[DIRECTIONS FOR THIS TASK]
Below are the records; collect from them each line containing the string "مسعود".

— START DATASET RECORDS —

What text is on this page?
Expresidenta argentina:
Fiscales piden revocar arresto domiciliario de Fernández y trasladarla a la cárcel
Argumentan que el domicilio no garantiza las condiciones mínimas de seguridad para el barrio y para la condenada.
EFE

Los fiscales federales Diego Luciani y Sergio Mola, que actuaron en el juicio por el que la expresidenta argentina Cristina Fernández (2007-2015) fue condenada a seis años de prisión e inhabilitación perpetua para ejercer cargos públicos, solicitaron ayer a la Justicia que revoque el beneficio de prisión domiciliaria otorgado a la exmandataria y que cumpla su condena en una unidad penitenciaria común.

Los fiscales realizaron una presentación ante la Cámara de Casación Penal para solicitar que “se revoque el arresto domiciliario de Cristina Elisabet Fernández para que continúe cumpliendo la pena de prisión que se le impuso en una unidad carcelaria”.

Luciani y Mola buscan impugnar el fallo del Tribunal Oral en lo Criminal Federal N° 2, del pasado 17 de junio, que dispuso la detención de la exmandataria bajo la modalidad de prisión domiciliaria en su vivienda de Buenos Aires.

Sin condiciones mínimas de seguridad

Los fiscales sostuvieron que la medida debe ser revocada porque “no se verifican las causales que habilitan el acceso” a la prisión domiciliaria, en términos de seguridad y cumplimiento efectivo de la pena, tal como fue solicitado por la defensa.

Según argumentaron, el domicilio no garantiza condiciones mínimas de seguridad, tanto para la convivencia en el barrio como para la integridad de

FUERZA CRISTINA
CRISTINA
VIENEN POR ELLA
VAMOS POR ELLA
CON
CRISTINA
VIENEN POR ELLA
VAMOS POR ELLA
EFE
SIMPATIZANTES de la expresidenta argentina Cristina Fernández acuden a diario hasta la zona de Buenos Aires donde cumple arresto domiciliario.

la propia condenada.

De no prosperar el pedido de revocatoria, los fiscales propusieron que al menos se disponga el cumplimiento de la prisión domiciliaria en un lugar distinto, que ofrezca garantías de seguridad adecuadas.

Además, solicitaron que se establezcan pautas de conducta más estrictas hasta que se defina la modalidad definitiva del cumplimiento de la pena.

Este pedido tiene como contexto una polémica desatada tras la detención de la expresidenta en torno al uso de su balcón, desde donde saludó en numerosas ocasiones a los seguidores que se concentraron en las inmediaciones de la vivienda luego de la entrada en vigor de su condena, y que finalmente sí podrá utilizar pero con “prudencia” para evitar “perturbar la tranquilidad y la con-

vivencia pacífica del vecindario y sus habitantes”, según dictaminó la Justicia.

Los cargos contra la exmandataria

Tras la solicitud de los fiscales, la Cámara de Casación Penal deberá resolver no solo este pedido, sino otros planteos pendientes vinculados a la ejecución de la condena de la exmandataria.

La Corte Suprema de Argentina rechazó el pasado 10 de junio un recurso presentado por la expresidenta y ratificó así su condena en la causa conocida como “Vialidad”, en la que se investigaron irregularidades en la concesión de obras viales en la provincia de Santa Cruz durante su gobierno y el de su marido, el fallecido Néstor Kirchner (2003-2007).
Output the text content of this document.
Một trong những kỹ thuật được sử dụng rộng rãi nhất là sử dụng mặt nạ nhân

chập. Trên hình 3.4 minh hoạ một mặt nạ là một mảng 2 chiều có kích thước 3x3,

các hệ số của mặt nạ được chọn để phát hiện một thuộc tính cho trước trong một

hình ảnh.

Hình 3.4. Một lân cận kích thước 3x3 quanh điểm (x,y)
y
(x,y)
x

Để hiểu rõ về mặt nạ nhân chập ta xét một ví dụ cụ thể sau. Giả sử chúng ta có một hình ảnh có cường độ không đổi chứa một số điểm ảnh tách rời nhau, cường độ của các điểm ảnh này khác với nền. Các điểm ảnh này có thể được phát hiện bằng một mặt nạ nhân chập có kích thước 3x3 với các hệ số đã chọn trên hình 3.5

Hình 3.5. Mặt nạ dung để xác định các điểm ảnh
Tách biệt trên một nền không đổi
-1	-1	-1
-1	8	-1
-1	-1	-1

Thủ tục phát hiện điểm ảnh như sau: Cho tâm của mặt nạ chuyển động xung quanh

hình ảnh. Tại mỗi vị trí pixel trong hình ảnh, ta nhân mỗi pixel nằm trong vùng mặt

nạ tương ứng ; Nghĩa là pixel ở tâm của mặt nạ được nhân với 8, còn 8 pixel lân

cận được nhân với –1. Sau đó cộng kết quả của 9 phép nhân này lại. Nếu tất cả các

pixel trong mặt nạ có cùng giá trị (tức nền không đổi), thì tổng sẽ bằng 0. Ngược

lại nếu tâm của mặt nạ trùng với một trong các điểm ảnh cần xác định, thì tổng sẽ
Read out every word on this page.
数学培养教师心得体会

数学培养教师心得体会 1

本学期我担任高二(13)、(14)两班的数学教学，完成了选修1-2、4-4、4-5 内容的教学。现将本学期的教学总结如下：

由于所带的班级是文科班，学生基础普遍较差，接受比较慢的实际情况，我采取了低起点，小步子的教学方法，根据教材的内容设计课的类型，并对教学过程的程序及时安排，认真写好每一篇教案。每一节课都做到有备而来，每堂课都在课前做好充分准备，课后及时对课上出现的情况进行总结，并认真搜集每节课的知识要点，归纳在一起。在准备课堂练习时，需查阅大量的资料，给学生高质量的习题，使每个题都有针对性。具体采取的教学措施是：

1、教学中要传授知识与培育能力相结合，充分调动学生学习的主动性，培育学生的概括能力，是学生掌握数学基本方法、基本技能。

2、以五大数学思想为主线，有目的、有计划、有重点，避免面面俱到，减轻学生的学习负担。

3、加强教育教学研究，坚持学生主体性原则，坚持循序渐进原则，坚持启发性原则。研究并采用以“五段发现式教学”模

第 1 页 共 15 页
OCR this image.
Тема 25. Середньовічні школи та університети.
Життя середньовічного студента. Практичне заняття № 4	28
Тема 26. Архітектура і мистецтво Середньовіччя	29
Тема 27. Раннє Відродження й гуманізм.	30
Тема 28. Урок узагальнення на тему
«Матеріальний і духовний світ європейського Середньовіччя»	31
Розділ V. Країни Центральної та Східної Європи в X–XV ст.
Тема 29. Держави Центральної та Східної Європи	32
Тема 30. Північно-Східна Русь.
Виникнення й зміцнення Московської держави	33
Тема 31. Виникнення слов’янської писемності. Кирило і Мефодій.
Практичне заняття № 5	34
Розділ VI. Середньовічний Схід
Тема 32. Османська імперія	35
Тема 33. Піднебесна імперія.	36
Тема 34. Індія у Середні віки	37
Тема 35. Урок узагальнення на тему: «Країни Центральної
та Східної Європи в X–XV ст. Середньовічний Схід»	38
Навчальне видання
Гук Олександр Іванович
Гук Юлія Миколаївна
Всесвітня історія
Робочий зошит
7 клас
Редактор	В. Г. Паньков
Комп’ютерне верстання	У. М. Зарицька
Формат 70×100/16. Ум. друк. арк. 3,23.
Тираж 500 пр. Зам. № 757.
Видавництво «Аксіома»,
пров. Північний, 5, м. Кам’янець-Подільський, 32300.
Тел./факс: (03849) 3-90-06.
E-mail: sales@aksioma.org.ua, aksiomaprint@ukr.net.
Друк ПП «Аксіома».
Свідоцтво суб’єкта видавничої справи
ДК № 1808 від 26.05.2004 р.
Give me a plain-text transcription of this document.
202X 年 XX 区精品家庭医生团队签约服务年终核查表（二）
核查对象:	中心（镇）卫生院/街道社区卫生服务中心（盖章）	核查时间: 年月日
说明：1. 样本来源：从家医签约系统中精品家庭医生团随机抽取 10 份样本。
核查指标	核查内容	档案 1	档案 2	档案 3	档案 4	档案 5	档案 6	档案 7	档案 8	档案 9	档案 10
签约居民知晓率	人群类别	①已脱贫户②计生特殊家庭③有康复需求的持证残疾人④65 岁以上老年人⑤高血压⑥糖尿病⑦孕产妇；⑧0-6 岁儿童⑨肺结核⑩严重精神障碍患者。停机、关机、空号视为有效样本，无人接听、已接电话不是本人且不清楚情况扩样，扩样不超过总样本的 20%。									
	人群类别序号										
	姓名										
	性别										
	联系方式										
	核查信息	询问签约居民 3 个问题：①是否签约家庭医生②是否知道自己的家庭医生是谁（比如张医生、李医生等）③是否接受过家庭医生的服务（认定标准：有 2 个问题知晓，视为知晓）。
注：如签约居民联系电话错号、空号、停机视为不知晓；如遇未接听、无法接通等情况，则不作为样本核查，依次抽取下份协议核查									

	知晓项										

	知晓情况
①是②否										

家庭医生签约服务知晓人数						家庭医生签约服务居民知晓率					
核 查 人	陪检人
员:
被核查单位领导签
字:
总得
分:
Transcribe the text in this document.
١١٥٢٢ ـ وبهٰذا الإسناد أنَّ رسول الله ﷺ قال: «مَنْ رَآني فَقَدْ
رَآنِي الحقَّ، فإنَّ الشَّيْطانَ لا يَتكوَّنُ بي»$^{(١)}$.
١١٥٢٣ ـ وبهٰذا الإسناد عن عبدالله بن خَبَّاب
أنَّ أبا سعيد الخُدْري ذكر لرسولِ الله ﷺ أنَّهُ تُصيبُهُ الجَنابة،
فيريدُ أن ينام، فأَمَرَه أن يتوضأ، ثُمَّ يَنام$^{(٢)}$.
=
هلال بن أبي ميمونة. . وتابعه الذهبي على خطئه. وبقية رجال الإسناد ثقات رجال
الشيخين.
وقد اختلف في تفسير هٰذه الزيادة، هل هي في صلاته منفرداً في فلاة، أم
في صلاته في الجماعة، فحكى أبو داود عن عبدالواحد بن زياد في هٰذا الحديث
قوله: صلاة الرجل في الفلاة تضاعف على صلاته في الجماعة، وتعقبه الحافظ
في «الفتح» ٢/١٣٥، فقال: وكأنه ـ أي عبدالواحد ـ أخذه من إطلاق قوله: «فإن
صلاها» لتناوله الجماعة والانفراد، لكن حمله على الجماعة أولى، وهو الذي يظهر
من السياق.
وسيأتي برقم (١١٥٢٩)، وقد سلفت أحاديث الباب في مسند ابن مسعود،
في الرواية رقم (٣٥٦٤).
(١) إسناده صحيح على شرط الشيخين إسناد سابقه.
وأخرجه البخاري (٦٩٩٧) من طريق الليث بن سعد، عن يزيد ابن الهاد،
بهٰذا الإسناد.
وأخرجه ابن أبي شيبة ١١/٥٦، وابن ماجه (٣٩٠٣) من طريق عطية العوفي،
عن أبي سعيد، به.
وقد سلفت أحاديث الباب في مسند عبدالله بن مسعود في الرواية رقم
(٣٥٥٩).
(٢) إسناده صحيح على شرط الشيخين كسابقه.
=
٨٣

— END DATASET RECORDS —

[OUTPUT BELOW]
وسيأتي برقم (١١٥٢٩)، وقد سلفت أحاديث الباب في مسند ابن مسعود،
وقد سلفت أحاديث الباب في مسند عبدالله بن مسعود في الرواية رقم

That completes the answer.